* [WORK TASK 1] Decide whether each statement agrees with the income inequality text, answering yes or no and quoting the deciding words: (a) the Washington Post story reported that the president offered many specifics about reaching his economic goals; (b) the speech came at the end of a difficult and politically damaging year; (c) this year is the 50th anniversary of President Lyndon Johnson's declaration of a "war on poverty."
* [WORK TASK 2] Quote the income inequality text, starting at the words "While most everyone" and stopping after "major political parties.".

* [EXTRACTED TEXT]
_ _ _ _
Like a lot of other people, President Barack Obama has a New Year’s resolution.
This week Obama pledge to return his focus to the subject of “income inequality.”
According to a story in the Washington Post, the president was a bit short on specifics about how he might achieve his long-sought economic goals. Instead, the speech — coming at the end of a difficult and politically damaging year — was designed to help define a populist argument that he and other Democrats can carry into upcoming legislative battles and into next year’s midterm elections.”
While most everyone can agree that a widening gap between the haves and the have-nots presents serious problems for the country, the real battles will come as various factions argue about how to narrow the gap between the poor and rich. You can expect these battles to line up in perfect symmetry between the two major political parties.
This is the year that I will turn 50. This year is also the 50th anniversary of President Lyndon Johnson’s declaration of a “war on poverty.”
_ _ _ _
* [EXERCISE DATA]
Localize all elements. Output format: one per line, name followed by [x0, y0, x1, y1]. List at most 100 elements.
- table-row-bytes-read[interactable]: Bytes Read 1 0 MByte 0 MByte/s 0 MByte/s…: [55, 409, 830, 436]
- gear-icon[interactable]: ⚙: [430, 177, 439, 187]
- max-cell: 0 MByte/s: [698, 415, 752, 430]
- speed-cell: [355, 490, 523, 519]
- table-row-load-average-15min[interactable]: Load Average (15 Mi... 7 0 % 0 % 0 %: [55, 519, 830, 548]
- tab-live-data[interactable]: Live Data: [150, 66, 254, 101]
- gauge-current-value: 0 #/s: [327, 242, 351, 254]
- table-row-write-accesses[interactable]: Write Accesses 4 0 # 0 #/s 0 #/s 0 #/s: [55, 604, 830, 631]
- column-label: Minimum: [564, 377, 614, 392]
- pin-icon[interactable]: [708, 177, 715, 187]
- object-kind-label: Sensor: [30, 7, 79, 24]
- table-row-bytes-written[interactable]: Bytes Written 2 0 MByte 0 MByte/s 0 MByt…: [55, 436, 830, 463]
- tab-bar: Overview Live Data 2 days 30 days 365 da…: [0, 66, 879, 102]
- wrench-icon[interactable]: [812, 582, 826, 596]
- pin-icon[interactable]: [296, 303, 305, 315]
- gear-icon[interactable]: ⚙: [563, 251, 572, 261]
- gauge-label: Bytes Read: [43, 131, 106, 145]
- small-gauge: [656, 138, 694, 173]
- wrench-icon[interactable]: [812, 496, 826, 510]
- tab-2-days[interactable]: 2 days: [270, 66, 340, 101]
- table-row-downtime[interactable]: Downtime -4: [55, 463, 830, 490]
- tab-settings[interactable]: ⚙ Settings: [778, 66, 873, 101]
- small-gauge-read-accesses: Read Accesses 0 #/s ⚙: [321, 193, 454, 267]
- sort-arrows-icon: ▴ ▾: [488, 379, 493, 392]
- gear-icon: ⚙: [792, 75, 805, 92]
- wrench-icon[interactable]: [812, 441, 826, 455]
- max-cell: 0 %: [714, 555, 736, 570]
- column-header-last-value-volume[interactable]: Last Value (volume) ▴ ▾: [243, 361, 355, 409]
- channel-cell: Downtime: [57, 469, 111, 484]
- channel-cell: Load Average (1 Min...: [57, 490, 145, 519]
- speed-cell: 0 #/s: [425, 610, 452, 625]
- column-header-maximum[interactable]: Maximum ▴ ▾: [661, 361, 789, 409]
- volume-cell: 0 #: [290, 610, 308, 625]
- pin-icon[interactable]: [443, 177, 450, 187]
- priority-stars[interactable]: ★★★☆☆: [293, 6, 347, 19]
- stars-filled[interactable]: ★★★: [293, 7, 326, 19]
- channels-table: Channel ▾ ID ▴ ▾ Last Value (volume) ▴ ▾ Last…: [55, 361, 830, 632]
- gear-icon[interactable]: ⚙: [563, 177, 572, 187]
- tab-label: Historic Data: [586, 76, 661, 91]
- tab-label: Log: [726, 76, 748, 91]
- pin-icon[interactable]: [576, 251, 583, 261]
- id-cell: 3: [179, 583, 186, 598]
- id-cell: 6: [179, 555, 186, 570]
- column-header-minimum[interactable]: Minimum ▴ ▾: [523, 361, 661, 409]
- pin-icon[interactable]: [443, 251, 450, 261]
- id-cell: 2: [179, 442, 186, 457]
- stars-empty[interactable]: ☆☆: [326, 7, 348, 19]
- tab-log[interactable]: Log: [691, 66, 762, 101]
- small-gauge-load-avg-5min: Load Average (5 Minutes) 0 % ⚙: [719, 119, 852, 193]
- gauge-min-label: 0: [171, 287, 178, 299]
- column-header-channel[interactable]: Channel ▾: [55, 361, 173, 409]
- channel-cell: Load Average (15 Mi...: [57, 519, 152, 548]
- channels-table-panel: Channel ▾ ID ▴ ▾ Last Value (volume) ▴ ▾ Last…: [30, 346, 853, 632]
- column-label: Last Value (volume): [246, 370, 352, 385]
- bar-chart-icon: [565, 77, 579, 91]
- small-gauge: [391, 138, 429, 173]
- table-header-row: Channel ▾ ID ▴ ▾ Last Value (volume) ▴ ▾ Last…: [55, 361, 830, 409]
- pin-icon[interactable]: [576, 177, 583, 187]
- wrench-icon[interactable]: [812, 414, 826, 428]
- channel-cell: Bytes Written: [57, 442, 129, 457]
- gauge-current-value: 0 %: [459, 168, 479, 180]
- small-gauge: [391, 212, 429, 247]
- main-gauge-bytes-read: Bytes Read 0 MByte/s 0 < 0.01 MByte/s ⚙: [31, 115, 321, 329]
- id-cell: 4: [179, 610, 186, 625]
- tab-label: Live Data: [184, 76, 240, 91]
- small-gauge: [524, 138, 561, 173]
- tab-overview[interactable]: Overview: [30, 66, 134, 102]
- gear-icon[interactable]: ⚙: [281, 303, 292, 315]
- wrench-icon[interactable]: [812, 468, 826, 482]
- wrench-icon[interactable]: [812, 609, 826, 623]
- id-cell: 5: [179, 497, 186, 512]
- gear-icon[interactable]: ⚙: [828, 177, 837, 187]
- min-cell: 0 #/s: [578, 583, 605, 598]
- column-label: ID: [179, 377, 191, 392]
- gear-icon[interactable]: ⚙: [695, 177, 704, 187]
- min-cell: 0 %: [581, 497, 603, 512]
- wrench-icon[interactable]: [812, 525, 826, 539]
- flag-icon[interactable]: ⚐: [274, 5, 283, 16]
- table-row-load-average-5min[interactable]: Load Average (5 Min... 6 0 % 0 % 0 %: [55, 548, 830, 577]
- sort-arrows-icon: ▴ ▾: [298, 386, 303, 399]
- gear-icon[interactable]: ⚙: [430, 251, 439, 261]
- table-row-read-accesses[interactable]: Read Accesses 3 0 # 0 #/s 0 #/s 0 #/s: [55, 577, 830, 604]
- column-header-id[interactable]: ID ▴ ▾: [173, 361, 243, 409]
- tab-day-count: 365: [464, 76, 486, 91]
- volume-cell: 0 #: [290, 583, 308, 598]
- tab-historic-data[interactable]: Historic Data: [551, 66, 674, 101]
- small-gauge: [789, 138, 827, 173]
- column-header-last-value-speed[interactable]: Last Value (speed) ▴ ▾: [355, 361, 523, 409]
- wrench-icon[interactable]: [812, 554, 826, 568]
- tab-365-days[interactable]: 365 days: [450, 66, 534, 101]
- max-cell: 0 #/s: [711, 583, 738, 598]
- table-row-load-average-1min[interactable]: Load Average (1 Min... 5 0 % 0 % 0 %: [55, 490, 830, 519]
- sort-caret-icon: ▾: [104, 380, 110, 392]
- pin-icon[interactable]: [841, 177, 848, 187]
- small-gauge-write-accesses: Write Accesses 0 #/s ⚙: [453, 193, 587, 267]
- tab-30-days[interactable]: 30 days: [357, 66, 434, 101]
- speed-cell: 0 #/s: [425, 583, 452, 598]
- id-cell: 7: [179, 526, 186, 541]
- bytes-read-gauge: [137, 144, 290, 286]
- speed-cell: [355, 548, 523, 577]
_ _ _ _
* [YOUR SOLUTION 1]
(a) No: "the president was a bit short on specifics about how he might achieve his long-sought economic goals."
(b) Yes: "coming at the end of a difficult and politically damaging year"
(c) Yes: "This year is also the 50th anniversary of President Lyndon Johnson’s declaration of a “war on poverty.”"

* [YOUR SOLUTION 2]
While most everyone can agree that a widening gap between the haves and the have-nots presents serious problems for the country, the real battles will come as various factions argue about how to narrow the gap between the poor and rich. You can expect these battles to line up in perfect symmetry between the two major political parties.